─── PASSAGE PROVIDED

I really love the way how MRIcro creates good looking renderings within seconds.

I would like to create thousands of renderings in an automated fashion without GUI interaction and embed the results on a website. Png snapshots would be sufficient for my usecase even though animated videos or even a interactively rotatable model would be best.

You will want to get MRIcroGL. It has a full scripting language - you can call it from the command line and use the savebmp() function to save images for you and then call quit() to have the program terminate. Examples are provided for control using Matlab and Python, but any scripting that can call an external application will work. Note that the program will actually launch and run your script using the display: that provides the OpenGL context.

You may also want to look at Surfice which provides a similar scripting language for a surface renderer (where MRIcro and MRIcroGL are volume renderers).

Cool, thank you for the response! Is there a way to run this in a docker container (ubuntu based) running on a computer without a GPU?

This will depend a lot on your setup. The code is really designed to leverage a modern GPU. It requires OpenGL 2.1 and runs nicely on Intel, AMD and NVidia GPUs. It might render in software using a recent version of Mesa, but I have not tested this. I would first see if you can blender to do what you want - Blender has similar GPU demands and a much larger community. Once you get Blender running, my software should run fine. Here are a few comments:
http://www.mccauslandcenter.sc.edu/mricrogl/troubleshooting

@neurolabusc Thanks a lot for your help Chris. I now managed to extract .png files from multiple perspectives.

──────
─── PROVIDED MATERIAL

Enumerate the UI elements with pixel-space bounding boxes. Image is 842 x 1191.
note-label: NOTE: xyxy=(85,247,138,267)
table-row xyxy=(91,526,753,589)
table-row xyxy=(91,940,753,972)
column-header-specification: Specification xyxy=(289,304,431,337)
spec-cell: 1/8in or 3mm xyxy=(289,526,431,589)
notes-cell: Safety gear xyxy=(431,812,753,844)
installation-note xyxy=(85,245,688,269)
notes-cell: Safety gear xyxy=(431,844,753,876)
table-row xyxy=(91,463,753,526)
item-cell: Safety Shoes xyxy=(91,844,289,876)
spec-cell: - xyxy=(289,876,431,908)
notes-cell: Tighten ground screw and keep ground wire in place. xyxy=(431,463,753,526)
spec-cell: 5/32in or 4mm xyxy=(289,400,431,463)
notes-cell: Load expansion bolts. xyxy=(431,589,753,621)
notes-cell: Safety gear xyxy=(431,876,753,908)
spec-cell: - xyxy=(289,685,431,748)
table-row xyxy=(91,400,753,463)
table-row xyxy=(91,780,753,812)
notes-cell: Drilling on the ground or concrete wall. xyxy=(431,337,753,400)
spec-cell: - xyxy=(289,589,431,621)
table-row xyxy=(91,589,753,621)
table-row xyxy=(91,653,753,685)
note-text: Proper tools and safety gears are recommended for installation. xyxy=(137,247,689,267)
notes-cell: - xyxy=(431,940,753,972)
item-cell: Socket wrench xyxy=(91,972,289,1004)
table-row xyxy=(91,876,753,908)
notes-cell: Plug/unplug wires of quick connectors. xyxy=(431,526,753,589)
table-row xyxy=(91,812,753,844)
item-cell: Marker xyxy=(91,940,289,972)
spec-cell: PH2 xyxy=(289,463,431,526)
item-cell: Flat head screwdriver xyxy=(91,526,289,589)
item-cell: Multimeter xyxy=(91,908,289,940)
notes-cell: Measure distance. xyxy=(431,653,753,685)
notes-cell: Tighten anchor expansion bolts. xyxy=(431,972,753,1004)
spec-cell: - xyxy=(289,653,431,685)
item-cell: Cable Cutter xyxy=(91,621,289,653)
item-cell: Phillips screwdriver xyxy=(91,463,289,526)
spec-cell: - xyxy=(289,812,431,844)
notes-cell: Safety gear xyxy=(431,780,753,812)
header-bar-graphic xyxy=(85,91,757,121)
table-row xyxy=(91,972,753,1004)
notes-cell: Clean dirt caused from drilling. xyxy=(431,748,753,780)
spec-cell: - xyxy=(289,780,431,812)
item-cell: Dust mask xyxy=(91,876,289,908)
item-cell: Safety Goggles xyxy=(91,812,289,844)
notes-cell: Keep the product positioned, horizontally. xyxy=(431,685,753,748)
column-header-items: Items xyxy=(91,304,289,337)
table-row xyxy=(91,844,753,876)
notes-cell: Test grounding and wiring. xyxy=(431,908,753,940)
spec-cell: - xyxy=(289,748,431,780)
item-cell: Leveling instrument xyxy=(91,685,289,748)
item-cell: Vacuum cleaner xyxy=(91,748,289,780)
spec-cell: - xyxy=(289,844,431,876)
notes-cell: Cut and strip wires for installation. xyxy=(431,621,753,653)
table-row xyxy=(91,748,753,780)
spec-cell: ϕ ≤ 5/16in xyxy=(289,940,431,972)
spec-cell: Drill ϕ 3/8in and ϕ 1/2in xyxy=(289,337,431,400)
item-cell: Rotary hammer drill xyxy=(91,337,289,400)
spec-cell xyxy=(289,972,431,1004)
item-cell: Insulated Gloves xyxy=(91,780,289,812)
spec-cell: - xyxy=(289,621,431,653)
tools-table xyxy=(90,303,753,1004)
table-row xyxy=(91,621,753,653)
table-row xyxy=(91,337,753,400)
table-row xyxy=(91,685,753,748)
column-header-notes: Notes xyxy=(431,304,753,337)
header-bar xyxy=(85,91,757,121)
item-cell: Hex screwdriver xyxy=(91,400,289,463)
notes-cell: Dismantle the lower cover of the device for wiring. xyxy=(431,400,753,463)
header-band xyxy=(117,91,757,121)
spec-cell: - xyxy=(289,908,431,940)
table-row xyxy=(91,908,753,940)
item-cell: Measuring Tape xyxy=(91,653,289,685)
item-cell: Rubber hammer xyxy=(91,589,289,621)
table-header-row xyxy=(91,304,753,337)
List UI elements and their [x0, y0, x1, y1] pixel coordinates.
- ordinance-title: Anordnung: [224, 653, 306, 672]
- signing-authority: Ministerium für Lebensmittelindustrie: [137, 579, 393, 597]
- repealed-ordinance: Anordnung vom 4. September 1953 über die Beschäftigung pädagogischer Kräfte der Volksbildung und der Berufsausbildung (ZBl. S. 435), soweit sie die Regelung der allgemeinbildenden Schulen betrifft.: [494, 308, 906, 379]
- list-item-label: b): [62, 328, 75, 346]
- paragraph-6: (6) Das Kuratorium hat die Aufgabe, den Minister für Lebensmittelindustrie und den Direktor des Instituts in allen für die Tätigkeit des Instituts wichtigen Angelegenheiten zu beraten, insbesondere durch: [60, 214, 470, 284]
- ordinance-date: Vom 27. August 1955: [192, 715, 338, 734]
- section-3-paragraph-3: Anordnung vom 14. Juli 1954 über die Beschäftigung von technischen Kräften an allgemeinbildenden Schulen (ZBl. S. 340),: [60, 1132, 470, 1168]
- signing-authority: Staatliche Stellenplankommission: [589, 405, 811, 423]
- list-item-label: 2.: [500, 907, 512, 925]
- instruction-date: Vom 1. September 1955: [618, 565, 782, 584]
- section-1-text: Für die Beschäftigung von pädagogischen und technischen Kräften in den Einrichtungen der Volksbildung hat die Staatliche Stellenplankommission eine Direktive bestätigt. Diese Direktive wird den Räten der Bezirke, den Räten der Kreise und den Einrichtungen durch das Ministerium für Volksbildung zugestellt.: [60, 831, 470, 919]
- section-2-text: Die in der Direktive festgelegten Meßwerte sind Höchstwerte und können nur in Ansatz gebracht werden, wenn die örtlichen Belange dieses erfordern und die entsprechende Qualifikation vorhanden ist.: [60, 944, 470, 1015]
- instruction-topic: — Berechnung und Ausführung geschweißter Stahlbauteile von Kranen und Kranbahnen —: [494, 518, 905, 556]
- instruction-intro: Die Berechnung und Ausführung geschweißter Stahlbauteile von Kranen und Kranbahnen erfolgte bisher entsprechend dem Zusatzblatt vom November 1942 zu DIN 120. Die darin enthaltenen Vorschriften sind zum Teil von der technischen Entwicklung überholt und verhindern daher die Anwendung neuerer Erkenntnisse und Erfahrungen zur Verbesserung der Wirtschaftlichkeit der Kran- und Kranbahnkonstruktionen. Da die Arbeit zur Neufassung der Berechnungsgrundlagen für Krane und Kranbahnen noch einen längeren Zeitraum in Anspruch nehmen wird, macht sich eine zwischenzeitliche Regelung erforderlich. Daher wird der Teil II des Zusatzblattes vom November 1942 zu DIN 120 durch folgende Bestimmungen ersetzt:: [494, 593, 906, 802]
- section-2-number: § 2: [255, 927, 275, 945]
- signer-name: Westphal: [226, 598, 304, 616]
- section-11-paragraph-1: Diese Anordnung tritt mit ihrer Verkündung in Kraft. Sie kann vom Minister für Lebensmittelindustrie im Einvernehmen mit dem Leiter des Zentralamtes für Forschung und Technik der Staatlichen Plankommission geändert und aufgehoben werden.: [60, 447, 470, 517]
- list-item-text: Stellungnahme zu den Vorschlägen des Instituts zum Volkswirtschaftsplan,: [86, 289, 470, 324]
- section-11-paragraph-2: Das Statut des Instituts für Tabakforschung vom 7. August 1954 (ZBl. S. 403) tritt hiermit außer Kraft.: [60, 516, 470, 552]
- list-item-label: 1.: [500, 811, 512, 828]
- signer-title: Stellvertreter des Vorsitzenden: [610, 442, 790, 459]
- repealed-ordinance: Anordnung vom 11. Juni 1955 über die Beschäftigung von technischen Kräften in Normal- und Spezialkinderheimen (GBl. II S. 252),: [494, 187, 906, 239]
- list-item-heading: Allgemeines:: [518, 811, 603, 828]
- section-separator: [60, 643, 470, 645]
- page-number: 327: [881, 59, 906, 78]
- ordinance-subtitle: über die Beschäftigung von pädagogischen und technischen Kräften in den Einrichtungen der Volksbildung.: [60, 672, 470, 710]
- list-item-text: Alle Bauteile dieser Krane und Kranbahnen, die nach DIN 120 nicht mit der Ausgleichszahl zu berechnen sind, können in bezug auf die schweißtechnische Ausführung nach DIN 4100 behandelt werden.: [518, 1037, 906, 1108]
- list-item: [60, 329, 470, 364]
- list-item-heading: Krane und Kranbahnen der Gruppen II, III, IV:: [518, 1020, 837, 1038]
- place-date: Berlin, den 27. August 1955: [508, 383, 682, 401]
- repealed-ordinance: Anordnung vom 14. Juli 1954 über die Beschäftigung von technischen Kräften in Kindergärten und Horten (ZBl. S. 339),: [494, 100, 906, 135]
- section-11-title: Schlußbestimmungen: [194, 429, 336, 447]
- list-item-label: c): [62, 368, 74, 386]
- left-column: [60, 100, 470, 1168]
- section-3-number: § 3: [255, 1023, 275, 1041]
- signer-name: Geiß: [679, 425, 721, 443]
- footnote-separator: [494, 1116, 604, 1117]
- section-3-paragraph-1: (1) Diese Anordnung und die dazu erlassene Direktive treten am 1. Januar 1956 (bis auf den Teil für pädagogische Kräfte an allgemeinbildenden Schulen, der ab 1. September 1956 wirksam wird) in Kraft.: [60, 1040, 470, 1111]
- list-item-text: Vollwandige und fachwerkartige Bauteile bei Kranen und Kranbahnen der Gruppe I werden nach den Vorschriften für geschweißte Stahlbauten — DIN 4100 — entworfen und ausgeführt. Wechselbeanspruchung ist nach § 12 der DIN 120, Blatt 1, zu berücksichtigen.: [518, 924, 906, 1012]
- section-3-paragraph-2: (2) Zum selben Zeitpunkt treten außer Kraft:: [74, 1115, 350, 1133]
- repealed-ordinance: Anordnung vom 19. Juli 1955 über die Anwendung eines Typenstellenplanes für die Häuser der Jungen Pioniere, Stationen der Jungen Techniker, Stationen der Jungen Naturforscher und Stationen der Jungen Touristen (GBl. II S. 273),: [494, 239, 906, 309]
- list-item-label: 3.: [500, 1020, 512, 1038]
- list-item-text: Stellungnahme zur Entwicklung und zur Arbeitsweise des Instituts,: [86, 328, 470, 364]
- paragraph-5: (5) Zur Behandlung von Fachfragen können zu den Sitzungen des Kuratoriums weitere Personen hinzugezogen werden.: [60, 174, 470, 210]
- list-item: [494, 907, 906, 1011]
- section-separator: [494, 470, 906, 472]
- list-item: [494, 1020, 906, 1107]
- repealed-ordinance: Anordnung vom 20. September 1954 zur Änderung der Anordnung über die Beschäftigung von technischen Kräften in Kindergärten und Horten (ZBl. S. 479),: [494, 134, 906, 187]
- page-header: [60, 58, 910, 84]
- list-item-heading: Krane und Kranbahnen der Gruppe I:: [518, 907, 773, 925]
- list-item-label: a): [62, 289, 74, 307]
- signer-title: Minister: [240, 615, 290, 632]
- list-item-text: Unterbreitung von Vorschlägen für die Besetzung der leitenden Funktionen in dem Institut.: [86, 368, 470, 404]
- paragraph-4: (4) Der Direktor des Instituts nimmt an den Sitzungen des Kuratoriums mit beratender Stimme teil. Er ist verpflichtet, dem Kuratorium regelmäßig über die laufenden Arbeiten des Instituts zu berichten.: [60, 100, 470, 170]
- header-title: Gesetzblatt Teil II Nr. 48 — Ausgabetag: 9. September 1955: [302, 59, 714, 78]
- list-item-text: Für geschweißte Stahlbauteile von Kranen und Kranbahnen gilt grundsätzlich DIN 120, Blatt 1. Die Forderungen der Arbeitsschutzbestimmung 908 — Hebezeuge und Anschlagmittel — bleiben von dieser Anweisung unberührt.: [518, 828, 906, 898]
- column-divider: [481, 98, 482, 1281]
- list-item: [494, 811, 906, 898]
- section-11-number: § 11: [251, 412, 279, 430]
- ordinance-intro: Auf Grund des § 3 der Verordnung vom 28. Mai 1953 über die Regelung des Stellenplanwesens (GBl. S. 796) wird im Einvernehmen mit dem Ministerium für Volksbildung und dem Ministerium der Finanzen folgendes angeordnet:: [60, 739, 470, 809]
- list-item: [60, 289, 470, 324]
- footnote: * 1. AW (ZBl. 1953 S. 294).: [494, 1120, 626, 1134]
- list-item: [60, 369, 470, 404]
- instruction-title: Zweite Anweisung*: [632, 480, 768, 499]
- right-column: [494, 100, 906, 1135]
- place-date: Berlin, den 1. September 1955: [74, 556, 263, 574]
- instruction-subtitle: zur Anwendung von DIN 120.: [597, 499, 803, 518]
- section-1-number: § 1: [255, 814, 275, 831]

──────

In the thread about scripted MRIcroGL renderings, transcribe the passage starting at "You will want" and ending at "the OpenGL context.".

**TASK ANSWER:**
You will want to get MRIcroGL. It has a full scripting language - you can call it from the command line and use the savebmp() function to save images for you and then call quit() to have the program terminate. Examples are provided for control using Matlab and Python, but any scripting that can call an external application will work. Note that the program will actually launch and run your script using the display: that provides the OpenGL context.